§ **STATED TASK**
Collect each line containing "bytes".

§ **EXTRACTED ENTRIES**
────────────────

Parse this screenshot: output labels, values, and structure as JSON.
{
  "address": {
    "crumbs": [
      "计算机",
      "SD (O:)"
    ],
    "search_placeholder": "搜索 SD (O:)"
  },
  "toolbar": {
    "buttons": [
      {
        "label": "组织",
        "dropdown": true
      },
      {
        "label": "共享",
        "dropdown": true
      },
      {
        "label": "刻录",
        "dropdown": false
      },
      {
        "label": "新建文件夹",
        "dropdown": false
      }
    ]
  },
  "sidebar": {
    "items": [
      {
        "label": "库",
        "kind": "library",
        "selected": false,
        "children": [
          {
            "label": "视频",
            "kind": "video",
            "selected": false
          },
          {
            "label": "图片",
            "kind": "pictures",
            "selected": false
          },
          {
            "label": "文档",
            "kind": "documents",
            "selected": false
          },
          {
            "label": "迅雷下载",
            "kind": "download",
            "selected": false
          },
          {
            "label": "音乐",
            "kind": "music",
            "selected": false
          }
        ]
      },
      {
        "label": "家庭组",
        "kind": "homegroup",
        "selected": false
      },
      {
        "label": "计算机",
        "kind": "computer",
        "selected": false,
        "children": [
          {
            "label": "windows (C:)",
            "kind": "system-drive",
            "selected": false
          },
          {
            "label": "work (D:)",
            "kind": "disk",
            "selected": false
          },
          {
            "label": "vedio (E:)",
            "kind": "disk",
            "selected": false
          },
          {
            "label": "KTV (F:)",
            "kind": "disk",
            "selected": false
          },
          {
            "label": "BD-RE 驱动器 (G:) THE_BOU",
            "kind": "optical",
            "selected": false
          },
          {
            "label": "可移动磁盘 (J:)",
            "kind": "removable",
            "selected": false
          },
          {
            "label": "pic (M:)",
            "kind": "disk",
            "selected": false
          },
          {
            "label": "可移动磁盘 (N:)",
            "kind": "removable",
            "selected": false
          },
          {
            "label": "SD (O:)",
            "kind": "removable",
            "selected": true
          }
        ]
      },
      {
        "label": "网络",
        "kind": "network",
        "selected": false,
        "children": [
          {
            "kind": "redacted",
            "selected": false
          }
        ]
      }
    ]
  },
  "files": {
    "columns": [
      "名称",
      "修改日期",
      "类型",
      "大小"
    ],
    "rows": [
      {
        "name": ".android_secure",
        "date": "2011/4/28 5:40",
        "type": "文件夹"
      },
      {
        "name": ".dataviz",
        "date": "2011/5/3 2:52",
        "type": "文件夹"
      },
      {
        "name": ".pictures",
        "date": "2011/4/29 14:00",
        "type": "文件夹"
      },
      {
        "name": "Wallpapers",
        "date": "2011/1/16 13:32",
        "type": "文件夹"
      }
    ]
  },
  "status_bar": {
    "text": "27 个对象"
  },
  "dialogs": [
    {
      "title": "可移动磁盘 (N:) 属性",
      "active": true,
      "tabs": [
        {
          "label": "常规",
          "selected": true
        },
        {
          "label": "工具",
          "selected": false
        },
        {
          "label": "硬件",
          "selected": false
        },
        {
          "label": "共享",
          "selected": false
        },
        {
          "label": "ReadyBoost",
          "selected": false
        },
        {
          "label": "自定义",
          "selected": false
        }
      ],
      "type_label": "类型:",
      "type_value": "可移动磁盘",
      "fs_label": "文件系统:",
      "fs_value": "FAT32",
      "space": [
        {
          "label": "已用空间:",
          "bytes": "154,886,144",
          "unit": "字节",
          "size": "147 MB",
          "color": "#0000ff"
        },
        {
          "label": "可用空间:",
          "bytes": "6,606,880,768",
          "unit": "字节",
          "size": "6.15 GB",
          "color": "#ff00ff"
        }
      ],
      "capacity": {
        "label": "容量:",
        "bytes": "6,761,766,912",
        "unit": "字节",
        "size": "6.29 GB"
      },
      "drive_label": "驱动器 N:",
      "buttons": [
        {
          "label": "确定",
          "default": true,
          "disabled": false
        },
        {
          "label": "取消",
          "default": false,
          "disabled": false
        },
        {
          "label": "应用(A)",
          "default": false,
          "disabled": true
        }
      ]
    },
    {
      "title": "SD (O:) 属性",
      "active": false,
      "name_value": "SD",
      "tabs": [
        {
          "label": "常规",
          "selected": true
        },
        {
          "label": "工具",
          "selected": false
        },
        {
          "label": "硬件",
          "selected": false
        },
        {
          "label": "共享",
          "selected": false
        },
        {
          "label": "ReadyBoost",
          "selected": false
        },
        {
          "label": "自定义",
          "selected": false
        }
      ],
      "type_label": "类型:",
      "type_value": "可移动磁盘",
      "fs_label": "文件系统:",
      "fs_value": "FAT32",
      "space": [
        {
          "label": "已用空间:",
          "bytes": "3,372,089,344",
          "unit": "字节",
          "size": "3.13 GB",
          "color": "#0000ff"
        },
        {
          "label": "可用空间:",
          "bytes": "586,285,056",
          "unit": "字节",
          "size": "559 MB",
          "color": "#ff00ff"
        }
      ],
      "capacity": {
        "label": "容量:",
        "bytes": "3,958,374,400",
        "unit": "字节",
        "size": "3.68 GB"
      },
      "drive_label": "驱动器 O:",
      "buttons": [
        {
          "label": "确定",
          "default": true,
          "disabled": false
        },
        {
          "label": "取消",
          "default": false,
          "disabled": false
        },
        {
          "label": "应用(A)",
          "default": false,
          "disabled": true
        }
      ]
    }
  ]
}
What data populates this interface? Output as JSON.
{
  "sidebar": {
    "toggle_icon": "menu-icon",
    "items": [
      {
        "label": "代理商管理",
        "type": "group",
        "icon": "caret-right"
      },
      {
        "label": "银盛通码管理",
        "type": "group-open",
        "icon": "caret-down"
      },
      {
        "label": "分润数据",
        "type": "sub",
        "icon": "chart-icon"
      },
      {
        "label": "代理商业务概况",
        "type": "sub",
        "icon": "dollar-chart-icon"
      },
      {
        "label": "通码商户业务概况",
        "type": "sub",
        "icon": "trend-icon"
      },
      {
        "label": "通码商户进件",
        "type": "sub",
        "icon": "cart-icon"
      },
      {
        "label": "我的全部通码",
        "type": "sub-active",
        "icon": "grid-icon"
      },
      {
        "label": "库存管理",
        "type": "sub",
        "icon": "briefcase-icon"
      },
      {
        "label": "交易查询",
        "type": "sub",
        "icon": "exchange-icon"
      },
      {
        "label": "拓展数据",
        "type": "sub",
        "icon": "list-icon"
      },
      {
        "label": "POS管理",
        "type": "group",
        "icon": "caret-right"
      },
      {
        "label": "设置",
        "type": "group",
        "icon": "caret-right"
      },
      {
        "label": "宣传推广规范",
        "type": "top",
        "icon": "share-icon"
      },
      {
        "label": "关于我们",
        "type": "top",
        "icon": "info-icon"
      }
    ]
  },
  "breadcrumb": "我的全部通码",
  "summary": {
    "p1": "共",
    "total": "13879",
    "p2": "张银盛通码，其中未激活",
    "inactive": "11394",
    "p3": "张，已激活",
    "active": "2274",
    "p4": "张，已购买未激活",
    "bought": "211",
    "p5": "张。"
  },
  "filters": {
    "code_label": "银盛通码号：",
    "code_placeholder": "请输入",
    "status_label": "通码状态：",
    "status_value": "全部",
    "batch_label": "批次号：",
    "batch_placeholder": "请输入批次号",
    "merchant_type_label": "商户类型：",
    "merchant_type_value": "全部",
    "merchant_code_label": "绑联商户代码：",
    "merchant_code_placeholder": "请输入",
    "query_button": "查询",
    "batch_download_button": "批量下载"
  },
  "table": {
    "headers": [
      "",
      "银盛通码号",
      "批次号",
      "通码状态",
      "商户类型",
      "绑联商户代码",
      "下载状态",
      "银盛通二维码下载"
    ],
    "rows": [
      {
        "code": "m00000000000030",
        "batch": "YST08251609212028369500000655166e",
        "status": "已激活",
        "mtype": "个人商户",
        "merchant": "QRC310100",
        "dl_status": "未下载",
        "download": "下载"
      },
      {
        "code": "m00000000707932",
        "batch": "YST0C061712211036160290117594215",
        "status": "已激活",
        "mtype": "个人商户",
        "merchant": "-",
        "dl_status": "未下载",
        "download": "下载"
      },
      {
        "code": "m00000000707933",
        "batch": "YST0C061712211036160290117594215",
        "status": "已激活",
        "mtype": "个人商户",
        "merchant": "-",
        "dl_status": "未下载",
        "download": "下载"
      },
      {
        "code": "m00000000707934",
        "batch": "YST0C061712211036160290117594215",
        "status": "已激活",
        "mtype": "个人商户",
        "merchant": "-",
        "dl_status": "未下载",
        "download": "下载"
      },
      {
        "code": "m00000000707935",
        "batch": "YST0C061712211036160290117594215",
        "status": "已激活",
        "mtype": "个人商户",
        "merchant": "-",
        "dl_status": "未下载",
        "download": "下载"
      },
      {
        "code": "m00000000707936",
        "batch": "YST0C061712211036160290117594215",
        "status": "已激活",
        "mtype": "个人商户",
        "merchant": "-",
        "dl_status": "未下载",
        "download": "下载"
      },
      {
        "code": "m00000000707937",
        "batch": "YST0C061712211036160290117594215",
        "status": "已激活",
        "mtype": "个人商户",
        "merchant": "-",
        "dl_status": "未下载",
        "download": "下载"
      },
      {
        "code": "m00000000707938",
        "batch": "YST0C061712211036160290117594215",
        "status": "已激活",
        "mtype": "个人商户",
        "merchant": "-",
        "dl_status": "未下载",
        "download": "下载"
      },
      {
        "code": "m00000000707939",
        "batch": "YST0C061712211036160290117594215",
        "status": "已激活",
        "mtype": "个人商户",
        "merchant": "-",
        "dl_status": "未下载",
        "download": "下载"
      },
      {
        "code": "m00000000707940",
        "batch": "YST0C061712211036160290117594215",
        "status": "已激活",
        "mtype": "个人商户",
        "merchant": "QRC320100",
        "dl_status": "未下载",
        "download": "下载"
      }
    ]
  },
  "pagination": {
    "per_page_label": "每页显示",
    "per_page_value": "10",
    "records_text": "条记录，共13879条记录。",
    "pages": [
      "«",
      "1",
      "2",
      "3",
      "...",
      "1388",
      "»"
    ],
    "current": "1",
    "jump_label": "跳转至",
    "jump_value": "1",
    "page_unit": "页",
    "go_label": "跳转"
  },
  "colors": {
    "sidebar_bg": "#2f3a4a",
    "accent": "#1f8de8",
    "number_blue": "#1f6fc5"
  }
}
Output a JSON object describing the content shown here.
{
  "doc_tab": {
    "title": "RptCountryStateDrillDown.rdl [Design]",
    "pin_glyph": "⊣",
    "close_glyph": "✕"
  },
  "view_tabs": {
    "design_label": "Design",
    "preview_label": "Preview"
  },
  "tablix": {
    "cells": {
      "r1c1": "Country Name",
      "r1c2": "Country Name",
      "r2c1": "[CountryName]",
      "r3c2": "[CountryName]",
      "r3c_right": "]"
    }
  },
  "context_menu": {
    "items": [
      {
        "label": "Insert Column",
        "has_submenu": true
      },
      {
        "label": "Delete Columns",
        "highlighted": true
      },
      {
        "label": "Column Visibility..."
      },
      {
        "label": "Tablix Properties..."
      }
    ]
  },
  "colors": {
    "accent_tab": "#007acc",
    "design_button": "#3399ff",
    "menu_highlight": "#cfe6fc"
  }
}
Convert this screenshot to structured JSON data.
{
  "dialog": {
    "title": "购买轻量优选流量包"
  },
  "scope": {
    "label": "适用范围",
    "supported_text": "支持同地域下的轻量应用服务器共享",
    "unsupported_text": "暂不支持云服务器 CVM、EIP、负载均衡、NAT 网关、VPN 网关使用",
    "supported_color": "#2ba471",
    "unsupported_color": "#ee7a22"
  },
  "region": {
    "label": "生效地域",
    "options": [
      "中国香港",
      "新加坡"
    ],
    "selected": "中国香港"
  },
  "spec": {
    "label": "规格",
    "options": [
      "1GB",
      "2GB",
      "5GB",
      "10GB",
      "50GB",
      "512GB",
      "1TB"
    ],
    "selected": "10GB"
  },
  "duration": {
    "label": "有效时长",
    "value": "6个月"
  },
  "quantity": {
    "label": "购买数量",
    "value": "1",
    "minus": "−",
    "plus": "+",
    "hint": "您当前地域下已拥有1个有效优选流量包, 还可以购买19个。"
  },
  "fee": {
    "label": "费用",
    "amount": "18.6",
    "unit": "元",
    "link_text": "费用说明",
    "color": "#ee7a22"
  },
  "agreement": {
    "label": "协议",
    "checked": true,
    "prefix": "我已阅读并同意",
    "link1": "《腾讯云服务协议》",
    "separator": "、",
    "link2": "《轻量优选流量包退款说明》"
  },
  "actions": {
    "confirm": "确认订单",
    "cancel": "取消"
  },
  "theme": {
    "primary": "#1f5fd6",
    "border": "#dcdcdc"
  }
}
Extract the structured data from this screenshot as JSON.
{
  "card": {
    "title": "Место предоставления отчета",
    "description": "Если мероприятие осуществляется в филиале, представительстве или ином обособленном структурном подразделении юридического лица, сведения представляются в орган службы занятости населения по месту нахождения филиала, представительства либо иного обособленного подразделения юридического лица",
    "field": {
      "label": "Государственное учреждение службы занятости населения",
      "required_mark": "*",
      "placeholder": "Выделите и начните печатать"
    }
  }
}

────────────────

§ **ANSWER FOR THE TASK**
          "bytes": "154,886,144",
          "bytes": "6,606,880,768",
        "bytes": "6,761,766,912",
          "bytes": "3,372,089,344",
          "bytes": "586,285,056",
        "bytes": "3,958,374,400",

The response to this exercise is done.